(Stored data entries)
%%

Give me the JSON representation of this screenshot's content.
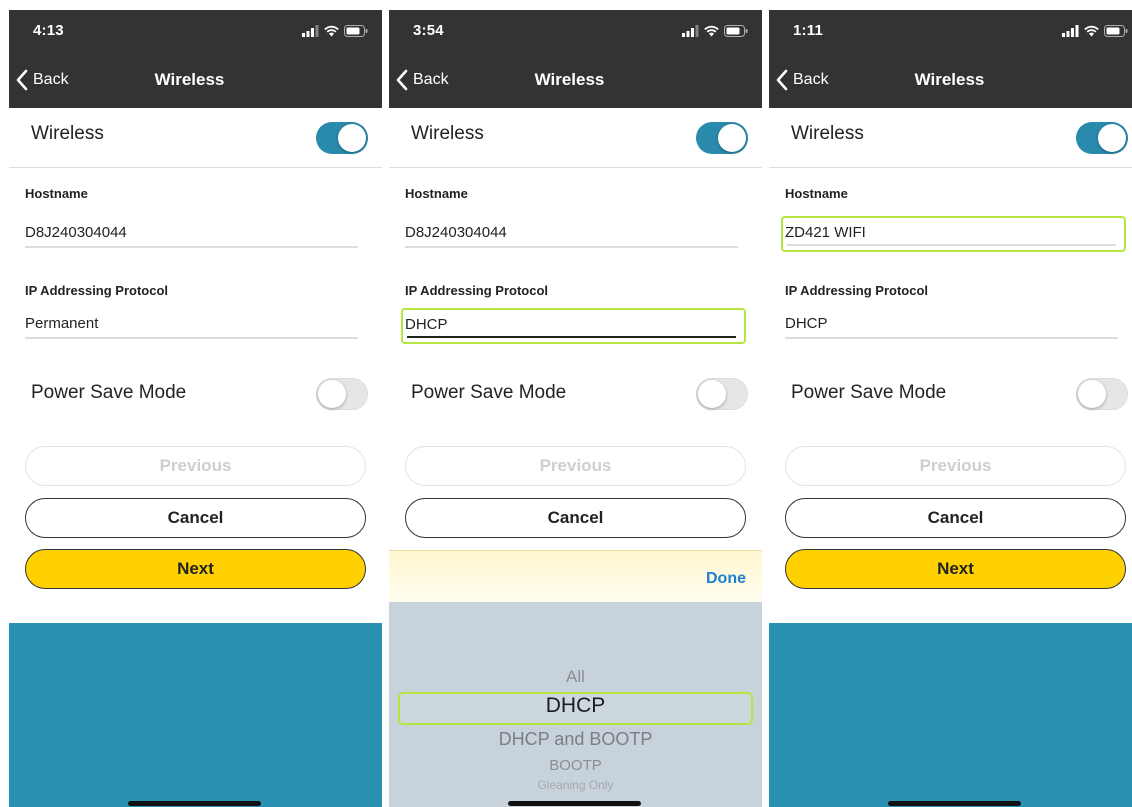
{
  "colors": {
    "header_bg": "#333333",
    "toggle_on": "#2a8aad",
    "next_button": "#ffd100",
    "footer_band": "#2b91b3",
    "focus_outline": "#b5e63f",
    "done_link": "#1f7fd1"
  },
  "icons": {
    "back": "chevron-left-icon",
    "signal": "cellular-signal-icon",
    "wifi": "wifi-icon",
    "battery": "battery-icon"
  },
  "screens": [
    {
      "status_time": "4:13",
      "nav": {
        "back_label": "Back",
        "title": "Wireless"
      },
      "wireless": {
        "label": "Wireless",
        "enabled": true
      },
      "hostname": {
        "label": "Hostname",
        "value": "D8J240304044"
      },
      "ip_protocol": {
        "label": "IP Addressing Protocol",
        "value": "Permanent"
      },
      "power_save": {
        "label": "Power Save Mode",
        "enabled": false
      },
      "buttons": {
        "previous": "Previous",
        "cancel": "Cancel",
        "next": "Next"
      }
    },
    {
      "status_time": "3:54",
      "nav": {
        "back_label": "Back",
        "title": "Wireless"
      },
      "wireless": {
        "label": "Wireless",
        "enabled": true
      },
      "hostname": {
        "label": "Hostname",
        "value": "D8J240304044"
      },
      "ip_protocol": {
        "label": "IP Addressing Protocol",
        "value": "DHCP"
      },
      "power_save": {
        "label": "Power Save Mode",
        "enabled": false
      },
      "buttons": {
        "previous": "Previous",
        "cancel": "Cancel"
      },
      "picker": {
        "done_label": "Done",
        "options": [
          "All",
          "DHCP",
          "DHCP and BOOTP",
          "BOOTP",
          "Gleaning Only"
        ],
        "selected": "DHCP"
      }
    },
    {
      "status_time": "1:11",
      "nav": {
        "back_label": "Back",
        "title": "Wireless"
      },
      "wireless": {
        "label": "Wireless",
        "enabled": true
      },
      "hostname": {
        "label": "Hostname",
        "value": "ZD421 WIFI"
      },
      "ip_protocol": {
        "label": "IP Addressing Protocol",
        "value": "DHCP"
      },
      "power_save": {
        "label": "Power Save Mode",
        "enabled": false
      },
      "buttons": {
        "previous": "Previous",
        "cancel": "Cancel",
        "next": "Next"
      }
    }
  ]
}
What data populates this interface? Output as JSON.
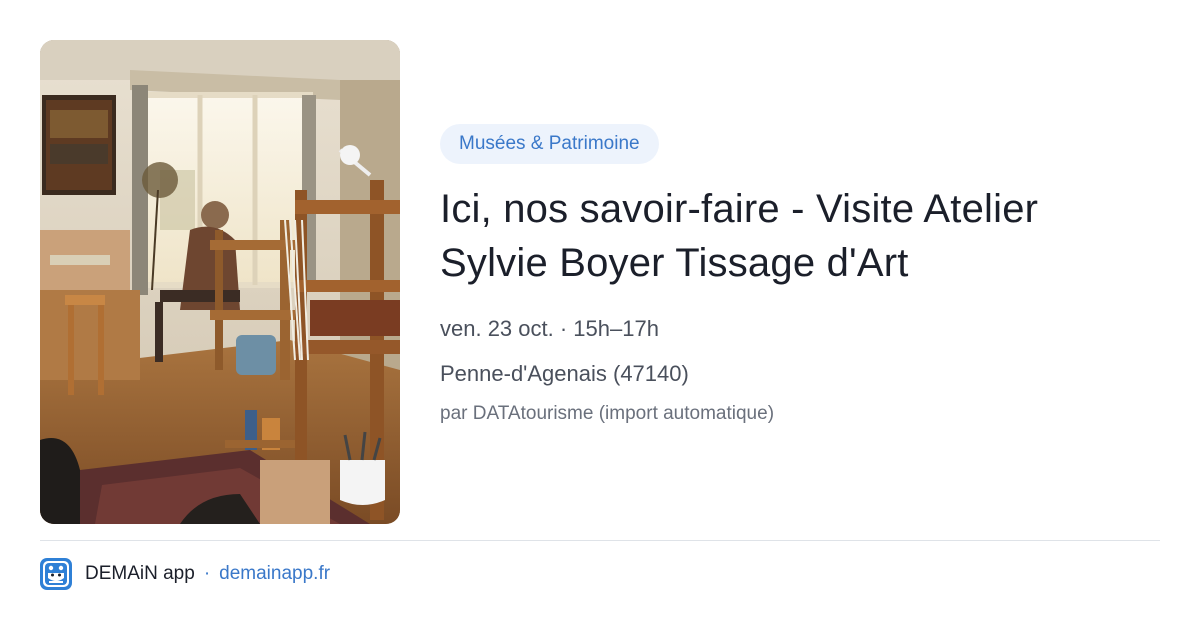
{
  "event": {
    "category": "Musées & Patrimoine",
    "title_lines": [
      "Ici, nos savoir-faire - Visite Atelier",
      "Sylvie Boyer Tissage d'Art"
    ],
    "date": "ven. 23 oct. · 15h–17h",
    "location": "Penne-d'Agenais (47140)",
    "source": "par DATAtourisme (import automatique)"
  },
  "footer": {
    "app_name": "DEMAiN app",
    "separator": "·",
    "domain": "demainapp.fr",
    "icon": "demain-app-logo-icon"
  },
  "colors": {
    "accent": "#3a78c9",
    "tag_background": "#edf3fc",
    "title": "#1b1f2a",
    "meta": "#4a505c",
    "divider": "#dfe3e8"
  }
}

%%

▶ AIM:
Give only the number of lines in the entries that contain "this".

▶ WRITTEN ANSWER:
2